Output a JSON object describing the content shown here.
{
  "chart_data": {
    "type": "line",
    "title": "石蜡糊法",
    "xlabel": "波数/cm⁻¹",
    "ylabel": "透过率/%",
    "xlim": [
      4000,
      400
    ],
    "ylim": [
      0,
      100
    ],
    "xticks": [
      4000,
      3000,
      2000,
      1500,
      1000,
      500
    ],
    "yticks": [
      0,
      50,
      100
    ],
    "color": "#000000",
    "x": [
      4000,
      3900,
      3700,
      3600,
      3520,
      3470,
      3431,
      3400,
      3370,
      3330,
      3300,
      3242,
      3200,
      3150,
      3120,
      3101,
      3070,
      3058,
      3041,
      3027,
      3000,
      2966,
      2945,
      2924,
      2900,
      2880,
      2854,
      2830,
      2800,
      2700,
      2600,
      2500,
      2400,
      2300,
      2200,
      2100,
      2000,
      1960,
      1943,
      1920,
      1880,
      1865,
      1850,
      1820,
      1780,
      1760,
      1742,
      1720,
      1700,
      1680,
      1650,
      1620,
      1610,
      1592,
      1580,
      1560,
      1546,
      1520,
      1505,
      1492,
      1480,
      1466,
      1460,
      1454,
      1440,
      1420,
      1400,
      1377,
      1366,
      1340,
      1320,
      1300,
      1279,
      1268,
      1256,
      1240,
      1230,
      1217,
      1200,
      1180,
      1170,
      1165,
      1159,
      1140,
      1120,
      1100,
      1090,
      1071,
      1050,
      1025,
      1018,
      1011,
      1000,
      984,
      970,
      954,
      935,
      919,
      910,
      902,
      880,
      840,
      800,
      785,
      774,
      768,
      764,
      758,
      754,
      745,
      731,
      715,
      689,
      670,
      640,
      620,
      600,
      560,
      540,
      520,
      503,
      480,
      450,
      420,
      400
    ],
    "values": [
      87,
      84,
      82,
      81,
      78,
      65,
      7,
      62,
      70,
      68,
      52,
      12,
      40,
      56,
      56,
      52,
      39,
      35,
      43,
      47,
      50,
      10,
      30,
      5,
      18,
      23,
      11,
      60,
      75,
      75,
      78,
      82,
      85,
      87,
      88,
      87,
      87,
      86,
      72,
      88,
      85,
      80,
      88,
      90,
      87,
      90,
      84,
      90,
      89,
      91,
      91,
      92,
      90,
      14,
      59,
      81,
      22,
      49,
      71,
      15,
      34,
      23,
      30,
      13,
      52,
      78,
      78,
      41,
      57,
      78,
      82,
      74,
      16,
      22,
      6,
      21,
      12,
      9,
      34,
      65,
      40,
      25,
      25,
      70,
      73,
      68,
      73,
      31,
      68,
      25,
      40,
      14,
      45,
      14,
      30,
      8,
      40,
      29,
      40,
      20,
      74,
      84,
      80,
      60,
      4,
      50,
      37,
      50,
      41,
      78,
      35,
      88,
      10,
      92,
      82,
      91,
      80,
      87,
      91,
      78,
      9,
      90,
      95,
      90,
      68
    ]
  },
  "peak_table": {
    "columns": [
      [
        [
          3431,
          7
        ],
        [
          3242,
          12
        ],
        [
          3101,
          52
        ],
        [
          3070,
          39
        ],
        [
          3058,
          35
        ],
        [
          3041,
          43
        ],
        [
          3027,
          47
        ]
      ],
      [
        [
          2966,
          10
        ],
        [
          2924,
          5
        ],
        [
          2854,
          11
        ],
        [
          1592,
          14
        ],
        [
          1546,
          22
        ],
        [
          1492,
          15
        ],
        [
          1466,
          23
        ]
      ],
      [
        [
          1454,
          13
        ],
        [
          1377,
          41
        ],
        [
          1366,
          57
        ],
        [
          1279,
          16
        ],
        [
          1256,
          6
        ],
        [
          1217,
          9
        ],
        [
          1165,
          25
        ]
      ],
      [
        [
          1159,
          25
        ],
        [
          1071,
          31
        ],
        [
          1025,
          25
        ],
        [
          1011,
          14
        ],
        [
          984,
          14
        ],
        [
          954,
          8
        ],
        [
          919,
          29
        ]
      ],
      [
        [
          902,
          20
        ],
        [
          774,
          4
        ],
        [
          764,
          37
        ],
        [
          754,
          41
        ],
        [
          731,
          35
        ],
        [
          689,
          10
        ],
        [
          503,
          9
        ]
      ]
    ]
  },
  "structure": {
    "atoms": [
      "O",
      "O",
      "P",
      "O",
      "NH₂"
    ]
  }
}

□ □ □ □

_BRIEF_
Repeat every line of the material exactly as given.

_WRITTEN ANSWER_
Output a JSON object describing the content shown here.
{
  "chart_data": {
    "type": "line",
    "title": "石蜡糊法",
    "xlabel": "波数/cm⁻¹",
    "ylabel": "透过率/%",
    "xlim": [
      4000,
      400
    ],
    "ylim": [
      0,
      100
    ],
    "xticks": [
      4000,
      3000,
      2000,
      1500,
      1000,
      500
    ],
    "yticks": [
      0,
      50,
      100
    ],
    "color": "#000000",
    "x": [
      4000,
      3900,
      3700,
      3600,
      3520,
      3470,
      3431,
      3400,
      3370,
      3330,
      3300,
      3242,
      3200,
      3150,
      3120,
      3101,
      3070,
      3058,
      3041,
      3027,
      3000,
      2966,
      2945,
      2924,
      2900,
      2880,
      2854,
      2830,
      2800,
      2700,
      2600,
      2500,
      2400,
      2300,
      2200,
      2100,
      2000,
      1960,
      1943,
      1920,
      1880,
      1865,
      1850,
      1820,
      1780,
      1760,
      1742,
      1720,
      1700,
      1680,
      1650,
      1620,
      1610,
      1592,
      1580,
      1560,
      1546,
      1520,
      1505,
      1492,
      1480,
      1466,
      1460,
      1454,
      1440,
      1420,
      1400,
      1377,
      1366,
      1340,
      1320,
      1300,
      1279,
      1268,
      1256,
      1240,
      1230,
      1217,
      1200,
      1180,
      1170,
      1165,
      1159,
      1140,
      1120,
      1100,
      1090,
      1071,
      1050,
      1025,
      1018,
      1011,
      1000,
      984,
      970,
      954,
      935,
      919,
      910,
      902,
      880,
      840,
      800,
      785,
      774,
      768,
      764,
      758,
      754,
      745,
      731,
      715,
      689,
      670,
      640,
      620,
      600,
      560,
      540,
      520,
      503,
      480,
      450,
      420,
      400
    ],
    "values": [
      87,
      84,
      82,
      81,
      78,
      65,
      7,
      62,
      70,
      68,
      52,
      12,
      40,
      56,
      56,
      52,
      39,
      35,
      43,
      47,
      50,
      10,
      30,
      5,
      18,
      23,
      11,
      60,
      75,
      75,
      78,
      82,
      85,
      87,
      88,
      87,
      87,
      86,
      72,
      88,
      85,
      80,
      88,
      90,
      87,
      90,
      84,
      90,
      89,
      91,
      91,
      92,
      90,
      14,
      59,
      81,
      22,
      49,
      71,
      15,
      34,
      23,
      30,
      13,
      52,
      78,
      78,
      41,
      57,
      78,
      82,
      74,
      16,
      22,
      6,
      21,
      12,
      9,
      34,
      65,
      40,
      25,
      25,
      70,
      73,
      68,
      73,
      31,
      68,
      25,
      40,
      14,
      45,
      14,
      30,
      8,
      40,
      29,
      40,
      20,
      74,
      84,
      80,
      60,
      4,
      50,
      37,
      50,
      41,
      78,
      35,
      88,
      10,
      92,
      82,
      91,
      80,
      87,
      91,
      78,
      9,
      90,
      95,
      90,
      68
    ]
  },
  "peak_table": {
    "columns": [
      [
        [
          3431,
          7
        ],
        [
          3242,
          12
        ],
        [
          3101,
          52
        ],
        [
          3070,
          39
        ],
        [
          3058,
          35
        ],
        [
          3041,
          43
        ],
        [
          3027,
          47
        ]
      ],
      [
        [
          2966,
          10
        ],
        [
          2924,
          5
        ],
        [
          2854,
          11
        ],
        [
          1592,
          14
        ],
        [
          1546,
          22
        ],
        [
          1492,
          15
        ],
        [
          1466,
          23
        ]
      ],
      [
        [
          1454,
          13
        ],
        [
          1377,
          41
        ],
        [
          1366,
          57
        ],
        [
          1279,
          16
        ],
        [
          1256,
          6
        ],
        [
          1217,
          9
        ],
        [
          1165,
          25
        ]
      ],
      [
        [
          1159,
          25
        ],
        [
          1071,
          31
        ],
        [
          1025,
          25
        ],
        [
          1011,
          14
        ],
        [
          984,
          14
        ],
        [
          954,
          8
        ],
        [
          919,
          29
        ]
      ],
      [
        [
          902,
          20
        ],
        [
          774,
          4
        ],
        [
          764,
          37
        ],
        [
          754,
          41
        ],
        [
          731,
          35
        ],
        [
          689,
          10
        ],
        [
          503,
          9
        ]
      ]
    ]
  },
  "structure": {
    "atoms": [
      "O",
      "O",
      "P",
      "O",
      "NH₂"
    ]
  }
}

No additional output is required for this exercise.